(Stored dataset items)
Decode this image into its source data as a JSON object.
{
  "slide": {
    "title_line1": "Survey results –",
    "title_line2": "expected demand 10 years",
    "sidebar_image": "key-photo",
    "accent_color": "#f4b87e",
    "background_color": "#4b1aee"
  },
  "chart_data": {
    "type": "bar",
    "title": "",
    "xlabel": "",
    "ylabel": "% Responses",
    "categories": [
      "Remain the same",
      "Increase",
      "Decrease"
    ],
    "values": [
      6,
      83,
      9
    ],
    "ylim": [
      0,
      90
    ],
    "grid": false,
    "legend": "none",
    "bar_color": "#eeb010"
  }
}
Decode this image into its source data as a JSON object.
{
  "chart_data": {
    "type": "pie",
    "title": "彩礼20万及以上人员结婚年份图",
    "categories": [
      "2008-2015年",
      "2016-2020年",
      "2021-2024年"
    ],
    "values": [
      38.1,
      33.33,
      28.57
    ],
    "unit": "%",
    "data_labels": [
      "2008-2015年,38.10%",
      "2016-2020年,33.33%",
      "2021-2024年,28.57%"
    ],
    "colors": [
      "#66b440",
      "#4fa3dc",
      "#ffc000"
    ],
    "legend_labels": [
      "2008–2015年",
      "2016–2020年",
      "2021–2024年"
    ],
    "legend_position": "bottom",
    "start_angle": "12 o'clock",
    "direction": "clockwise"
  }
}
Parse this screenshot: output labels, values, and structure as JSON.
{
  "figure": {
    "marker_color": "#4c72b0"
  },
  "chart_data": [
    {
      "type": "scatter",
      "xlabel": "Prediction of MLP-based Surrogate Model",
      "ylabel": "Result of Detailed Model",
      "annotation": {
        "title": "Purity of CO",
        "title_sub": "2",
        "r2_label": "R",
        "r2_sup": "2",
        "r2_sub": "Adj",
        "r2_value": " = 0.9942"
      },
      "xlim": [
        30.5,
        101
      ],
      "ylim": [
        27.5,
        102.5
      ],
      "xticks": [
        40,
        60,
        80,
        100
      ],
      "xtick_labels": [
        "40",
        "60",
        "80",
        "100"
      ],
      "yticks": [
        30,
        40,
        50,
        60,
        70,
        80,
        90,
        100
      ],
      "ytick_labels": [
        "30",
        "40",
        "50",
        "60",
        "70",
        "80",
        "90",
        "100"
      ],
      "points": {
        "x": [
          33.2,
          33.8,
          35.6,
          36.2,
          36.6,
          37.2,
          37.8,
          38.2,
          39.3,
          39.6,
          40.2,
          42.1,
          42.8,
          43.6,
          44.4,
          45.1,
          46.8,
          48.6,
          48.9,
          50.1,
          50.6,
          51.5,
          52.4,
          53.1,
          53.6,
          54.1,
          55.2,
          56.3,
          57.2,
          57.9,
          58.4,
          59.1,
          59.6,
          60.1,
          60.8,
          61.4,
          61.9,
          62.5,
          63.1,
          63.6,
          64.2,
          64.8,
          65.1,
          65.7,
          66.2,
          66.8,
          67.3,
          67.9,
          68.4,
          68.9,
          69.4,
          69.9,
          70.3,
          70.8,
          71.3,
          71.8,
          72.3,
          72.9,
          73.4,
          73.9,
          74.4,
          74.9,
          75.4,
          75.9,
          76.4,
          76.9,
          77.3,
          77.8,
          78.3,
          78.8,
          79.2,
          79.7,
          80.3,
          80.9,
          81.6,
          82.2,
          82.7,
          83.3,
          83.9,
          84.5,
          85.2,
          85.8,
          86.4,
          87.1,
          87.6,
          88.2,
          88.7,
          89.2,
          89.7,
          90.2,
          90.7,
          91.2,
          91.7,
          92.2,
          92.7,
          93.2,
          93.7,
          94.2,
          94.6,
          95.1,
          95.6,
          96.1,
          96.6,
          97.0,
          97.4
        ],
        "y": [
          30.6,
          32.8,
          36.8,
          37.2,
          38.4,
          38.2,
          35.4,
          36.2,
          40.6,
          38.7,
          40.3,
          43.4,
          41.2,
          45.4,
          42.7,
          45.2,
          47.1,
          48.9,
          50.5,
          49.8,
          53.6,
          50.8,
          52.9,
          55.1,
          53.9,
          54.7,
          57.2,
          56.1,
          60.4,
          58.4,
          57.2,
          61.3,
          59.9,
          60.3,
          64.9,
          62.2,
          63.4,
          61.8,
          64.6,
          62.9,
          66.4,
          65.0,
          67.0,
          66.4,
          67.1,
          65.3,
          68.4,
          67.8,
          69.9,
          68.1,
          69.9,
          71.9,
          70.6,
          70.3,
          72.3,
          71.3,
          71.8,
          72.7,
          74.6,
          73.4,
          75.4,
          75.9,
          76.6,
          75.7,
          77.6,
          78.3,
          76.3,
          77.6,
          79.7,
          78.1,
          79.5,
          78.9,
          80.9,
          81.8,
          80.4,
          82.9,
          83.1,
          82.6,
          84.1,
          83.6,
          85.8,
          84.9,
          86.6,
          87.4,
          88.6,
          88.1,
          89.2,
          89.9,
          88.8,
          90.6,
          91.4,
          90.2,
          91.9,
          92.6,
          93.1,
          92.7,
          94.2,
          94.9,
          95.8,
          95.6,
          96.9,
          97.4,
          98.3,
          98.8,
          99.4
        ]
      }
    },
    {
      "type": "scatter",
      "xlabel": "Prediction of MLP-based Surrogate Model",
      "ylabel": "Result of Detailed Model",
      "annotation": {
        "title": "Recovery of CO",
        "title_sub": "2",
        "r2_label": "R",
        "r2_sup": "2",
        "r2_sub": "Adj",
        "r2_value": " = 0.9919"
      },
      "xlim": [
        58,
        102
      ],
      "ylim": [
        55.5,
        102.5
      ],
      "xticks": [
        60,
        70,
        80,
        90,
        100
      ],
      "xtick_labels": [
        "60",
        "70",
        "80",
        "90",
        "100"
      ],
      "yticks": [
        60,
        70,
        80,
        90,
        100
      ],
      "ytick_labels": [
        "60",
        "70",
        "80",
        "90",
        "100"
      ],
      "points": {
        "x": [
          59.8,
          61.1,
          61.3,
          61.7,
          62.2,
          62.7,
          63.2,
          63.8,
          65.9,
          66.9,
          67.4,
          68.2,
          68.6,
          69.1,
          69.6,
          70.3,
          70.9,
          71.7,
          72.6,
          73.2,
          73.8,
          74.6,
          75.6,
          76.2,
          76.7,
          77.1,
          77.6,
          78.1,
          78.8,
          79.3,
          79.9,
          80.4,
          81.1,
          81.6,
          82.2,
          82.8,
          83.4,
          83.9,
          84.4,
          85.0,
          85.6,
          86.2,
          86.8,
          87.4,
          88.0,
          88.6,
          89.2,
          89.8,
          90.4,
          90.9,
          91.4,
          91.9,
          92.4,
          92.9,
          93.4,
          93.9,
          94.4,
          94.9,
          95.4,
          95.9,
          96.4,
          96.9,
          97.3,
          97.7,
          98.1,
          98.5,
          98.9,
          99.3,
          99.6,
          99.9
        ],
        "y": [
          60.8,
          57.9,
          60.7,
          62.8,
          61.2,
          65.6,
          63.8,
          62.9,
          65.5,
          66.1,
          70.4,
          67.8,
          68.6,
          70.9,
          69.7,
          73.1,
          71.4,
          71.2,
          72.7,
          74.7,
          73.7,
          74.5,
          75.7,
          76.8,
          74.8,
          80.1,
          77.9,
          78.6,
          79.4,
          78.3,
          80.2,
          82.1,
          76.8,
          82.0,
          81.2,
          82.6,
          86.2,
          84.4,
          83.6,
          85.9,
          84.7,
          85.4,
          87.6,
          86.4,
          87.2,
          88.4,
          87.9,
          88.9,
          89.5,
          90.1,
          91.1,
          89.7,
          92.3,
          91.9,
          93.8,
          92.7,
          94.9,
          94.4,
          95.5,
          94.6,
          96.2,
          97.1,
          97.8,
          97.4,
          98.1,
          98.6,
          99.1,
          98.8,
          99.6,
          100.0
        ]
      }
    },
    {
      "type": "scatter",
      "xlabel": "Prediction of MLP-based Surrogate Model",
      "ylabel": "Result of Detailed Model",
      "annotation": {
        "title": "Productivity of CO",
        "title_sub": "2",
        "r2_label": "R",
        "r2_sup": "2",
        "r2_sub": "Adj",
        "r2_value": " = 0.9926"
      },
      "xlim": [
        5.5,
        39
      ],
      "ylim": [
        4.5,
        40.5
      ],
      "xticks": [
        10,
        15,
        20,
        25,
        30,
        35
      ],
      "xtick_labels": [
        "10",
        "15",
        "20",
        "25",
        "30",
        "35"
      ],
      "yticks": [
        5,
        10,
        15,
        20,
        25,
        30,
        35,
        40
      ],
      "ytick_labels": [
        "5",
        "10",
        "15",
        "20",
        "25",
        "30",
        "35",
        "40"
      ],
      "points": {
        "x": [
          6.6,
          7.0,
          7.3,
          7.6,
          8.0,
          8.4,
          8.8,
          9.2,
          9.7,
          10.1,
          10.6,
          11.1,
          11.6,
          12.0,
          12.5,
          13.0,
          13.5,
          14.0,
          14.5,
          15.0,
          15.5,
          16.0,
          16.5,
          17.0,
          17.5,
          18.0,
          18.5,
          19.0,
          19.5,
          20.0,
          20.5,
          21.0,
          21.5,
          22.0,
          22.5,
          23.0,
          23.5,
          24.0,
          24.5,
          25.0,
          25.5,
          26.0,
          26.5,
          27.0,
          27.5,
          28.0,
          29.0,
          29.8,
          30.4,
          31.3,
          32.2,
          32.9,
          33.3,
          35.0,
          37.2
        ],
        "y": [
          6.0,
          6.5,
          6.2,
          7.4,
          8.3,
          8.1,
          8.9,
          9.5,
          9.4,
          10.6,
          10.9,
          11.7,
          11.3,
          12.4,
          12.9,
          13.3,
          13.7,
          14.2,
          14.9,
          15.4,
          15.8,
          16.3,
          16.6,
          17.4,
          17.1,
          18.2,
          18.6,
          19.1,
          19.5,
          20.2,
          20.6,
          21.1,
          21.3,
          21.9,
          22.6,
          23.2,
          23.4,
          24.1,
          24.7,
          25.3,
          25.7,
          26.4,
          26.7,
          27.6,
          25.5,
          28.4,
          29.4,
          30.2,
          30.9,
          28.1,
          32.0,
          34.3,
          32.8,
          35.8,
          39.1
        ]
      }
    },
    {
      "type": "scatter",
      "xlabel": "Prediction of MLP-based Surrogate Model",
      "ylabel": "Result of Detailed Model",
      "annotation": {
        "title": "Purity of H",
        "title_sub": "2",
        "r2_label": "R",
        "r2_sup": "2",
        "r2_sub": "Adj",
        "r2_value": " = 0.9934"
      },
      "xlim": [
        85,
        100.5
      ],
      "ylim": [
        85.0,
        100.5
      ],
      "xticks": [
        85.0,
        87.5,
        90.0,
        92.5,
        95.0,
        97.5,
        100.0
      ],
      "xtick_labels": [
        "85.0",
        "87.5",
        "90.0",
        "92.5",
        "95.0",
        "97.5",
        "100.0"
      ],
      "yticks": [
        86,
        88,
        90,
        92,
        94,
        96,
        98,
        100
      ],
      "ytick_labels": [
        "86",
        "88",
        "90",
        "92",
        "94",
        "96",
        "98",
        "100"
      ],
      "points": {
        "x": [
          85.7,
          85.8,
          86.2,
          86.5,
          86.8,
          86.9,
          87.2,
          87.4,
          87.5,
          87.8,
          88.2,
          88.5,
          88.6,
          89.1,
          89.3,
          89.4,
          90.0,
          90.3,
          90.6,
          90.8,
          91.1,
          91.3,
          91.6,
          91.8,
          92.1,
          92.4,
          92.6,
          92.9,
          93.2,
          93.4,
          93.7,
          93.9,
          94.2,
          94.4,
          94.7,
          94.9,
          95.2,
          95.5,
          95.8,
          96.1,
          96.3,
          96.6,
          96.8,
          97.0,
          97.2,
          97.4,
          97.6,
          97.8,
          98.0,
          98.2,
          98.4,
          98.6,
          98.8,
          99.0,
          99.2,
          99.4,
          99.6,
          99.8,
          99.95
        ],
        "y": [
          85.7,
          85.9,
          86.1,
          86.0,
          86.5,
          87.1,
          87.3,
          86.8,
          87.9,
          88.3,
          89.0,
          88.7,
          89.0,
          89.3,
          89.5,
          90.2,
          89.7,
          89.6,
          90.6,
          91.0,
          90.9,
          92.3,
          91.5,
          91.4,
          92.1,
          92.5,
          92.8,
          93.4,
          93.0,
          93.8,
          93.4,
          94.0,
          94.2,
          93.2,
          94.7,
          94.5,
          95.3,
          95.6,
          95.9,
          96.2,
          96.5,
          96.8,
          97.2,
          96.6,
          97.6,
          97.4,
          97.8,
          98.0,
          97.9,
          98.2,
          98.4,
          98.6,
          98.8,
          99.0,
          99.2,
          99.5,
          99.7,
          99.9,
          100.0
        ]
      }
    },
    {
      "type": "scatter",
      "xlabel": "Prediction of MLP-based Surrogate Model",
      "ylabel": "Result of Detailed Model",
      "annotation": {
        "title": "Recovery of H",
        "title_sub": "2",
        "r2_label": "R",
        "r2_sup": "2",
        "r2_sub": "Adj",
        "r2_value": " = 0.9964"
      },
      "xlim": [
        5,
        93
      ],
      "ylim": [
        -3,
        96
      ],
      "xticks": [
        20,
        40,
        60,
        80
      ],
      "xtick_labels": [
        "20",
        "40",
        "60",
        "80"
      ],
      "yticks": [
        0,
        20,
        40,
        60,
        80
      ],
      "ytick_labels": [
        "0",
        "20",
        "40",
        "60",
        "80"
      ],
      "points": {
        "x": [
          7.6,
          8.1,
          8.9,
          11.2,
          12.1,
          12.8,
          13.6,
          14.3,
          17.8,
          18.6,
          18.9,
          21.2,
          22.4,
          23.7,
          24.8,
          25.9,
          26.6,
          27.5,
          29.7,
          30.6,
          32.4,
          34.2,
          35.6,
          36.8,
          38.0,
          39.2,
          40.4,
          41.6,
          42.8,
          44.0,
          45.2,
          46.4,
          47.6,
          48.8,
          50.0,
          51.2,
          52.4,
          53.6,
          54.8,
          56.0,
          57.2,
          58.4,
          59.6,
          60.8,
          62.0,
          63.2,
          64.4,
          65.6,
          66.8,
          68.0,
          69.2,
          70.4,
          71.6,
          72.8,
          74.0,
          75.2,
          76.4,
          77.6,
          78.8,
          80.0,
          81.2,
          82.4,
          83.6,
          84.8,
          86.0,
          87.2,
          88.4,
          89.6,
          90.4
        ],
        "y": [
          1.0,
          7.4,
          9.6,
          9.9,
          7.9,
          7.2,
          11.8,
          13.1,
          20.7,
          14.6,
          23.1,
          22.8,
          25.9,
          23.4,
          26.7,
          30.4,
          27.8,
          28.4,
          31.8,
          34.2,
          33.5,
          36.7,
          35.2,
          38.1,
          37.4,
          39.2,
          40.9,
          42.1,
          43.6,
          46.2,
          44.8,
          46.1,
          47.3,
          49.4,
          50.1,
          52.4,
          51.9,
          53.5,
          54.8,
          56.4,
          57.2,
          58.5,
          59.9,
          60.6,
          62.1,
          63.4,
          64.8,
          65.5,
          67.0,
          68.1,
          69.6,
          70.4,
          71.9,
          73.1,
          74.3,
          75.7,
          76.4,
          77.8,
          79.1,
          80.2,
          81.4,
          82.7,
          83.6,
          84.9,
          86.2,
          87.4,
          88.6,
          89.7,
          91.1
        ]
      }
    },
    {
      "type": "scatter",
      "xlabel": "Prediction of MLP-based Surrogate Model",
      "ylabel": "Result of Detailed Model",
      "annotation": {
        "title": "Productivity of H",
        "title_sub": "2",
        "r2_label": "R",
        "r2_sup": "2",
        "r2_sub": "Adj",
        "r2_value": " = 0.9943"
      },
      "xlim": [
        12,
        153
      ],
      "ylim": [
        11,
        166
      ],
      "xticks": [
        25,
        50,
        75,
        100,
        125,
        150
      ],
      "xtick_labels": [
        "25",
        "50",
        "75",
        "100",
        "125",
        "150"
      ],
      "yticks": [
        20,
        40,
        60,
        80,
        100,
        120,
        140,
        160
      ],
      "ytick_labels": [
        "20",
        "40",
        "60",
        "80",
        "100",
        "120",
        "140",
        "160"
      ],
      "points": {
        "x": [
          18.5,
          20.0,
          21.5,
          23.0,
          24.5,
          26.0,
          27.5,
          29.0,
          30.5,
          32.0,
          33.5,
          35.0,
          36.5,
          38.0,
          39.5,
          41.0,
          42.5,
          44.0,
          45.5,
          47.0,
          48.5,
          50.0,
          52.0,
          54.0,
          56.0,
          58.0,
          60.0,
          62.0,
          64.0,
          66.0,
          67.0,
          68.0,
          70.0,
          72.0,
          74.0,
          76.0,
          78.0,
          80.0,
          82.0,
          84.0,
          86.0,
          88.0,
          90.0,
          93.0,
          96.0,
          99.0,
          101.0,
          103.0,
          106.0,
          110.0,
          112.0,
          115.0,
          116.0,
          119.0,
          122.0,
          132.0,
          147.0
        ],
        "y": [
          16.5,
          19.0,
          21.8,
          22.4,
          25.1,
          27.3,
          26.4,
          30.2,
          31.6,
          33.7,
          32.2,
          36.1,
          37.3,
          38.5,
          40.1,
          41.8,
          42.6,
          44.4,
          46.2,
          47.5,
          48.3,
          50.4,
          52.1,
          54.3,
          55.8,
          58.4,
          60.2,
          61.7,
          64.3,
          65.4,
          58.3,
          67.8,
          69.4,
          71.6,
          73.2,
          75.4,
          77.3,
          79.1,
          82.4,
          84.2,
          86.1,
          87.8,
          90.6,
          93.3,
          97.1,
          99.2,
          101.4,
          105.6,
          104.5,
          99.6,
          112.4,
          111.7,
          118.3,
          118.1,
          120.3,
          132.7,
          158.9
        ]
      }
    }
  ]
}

## Work required
Copy every single line of the material above that holds "Recovery".

## Task solution
        "title": "Recovery of CO",
        "title": "Recovery of H",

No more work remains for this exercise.